#### Passage to read:
————

Deciphering the AChE-binding mechanism with multifunctional tricyclic coumarin anti-Alzheimer's agents using biophysical and bioinformatics approaches and evaluation of their modulating effect on Amyloidogenic peptide assembly.

Investigating the drug-AChE binding mechanism is vital in understanding its cogent use in medical practice against Alzheimer's disease (AD). The production and accumulation of oligomers of β-amyloid is a central event in the neuropathology of AD. Beside the inhibition of assembly process, modulation of the aggregation process of these proteins towards minimally toxic pathways may be a possible therapeutic strategy for AD. Hence, the present study aims to examine the effect of multifunctional fused tricyclic 7-hydroxy 4-methyl coumarin analogs (HMC1-5) on the self-induced aggregation of β-amyloid using Thioflavin T (ThT) assay, scanning electron microscopic study, AlamarBlue and immune blotting assays and also the binding mechanism with AChE by fluorescence emission, conformational, molecular docking and molecular dynamic simulation studies under physiological pH 7.4. The ThT assay, FE-SEM study, cell line and western blots establish that the HMC1-5 molecules could irreversibly disrupt preformed Aβ42 fibrils, accelerate the aggregates into micro size co-assembled structures, and effectively eliminate the cytotoxicity of Aβ1-42. Fluorescence emission studies indicating a strong binding affinity between HMC1-5 and AChE with the binding constants of 1.04 × 105, 3.57 × 104, 1.97 × 104, 3.07 × 104 and 2.95 × 104 M-1, respectively and binding sites number found to be 1. CD studies disclosed a partial unfolding in the secondary structure of AChE upon binding with HMC1-5. Docking analysis inferred that the HMC1-5 were bound through hydrophobic and hydrophilic interactions to the AChE active site. Molecular dynamics simulations emphasized the stability of AChE-HMC1-5 complexes throughout the 100 ns simulations, and the local conformational changes of the residues of AChE validate the stability of complexes. These results provide new and unique complementary approach for modulating the biological effects of the Aβ aggregates by coumarin analogs and new insights for further in vivo investigations as novel anti AD agents.

————

Items in a dataset:
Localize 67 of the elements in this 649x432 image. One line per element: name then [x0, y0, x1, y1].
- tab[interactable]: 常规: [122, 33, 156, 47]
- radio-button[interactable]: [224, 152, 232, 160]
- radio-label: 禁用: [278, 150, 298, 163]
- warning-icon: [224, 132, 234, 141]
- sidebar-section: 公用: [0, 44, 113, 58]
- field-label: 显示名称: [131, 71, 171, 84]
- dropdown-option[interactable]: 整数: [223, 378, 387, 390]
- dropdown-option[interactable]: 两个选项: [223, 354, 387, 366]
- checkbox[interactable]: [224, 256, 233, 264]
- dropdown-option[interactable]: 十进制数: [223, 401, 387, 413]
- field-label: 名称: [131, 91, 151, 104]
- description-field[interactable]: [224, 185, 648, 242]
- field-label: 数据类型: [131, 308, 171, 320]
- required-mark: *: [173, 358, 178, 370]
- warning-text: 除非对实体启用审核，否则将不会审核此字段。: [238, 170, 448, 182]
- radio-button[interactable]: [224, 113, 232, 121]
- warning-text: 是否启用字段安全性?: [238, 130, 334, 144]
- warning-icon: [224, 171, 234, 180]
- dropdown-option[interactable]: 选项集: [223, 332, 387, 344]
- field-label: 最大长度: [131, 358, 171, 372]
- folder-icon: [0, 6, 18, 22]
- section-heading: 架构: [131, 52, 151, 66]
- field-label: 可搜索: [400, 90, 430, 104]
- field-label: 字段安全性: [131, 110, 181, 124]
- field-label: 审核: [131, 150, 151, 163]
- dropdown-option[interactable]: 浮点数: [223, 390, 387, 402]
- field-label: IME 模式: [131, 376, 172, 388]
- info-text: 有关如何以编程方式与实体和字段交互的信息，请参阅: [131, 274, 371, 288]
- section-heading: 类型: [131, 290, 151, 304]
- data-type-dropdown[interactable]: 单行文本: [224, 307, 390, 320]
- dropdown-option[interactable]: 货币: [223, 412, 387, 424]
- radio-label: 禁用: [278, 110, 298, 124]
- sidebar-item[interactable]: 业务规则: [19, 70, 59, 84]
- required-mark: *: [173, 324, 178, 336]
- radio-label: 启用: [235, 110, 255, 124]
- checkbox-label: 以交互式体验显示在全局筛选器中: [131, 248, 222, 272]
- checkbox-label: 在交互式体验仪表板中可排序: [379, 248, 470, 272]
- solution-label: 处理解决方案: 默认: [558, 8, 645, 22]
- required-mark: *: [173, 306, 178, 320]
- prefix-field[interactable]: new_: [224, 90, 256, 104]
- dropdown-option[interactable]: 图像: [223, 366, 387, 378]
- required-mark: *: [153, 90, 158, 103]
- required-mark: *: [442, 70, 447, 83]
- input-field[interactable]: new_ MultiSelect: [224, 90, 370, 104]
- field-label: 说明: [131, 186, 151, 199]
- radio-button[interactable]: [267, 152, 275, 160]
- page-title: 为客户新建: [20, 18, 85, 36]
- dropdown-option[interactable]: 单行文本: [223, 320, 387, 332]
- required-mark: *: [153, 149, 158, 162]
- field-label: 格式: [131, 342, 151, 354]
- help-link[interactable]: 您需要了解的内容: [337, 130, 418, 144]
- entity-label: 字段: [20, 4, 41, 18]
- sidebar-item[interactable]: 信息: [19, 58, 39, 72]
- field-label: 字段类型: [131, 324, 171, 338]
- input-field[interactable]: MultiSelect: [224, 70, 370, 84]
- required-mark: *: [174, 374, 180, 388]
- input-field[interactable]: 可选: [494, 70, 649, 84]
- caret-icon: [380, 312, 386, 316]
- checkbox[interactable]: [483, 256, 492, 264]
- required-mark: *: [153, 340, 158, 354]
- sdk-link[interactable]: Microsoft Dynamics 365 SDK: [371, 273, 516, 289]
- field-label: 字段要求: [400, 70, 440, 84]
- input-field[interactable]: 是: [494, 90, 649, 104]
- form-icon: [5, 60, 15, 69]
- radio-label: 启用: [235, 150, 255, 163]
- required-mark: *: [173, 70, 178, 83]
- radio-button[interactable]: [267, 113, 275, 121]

————

#### Task statement:
Answer these questions using the abstract on tricyclic coumarin analogs:
1. Under what pH were the AChE binding studies carried out?
2. What did the CD studies show happened to AChE when it bound with HMC1-5?
3. How long did the molecular dynamics simulations run?
The items are separate material and have no connection to the abstract on coumarin analogs.

#### Response to this exercise:
1. Physiological pH 7.4.
2. A partial unfolding in the secondary structure of AChE.
3. 100 ns.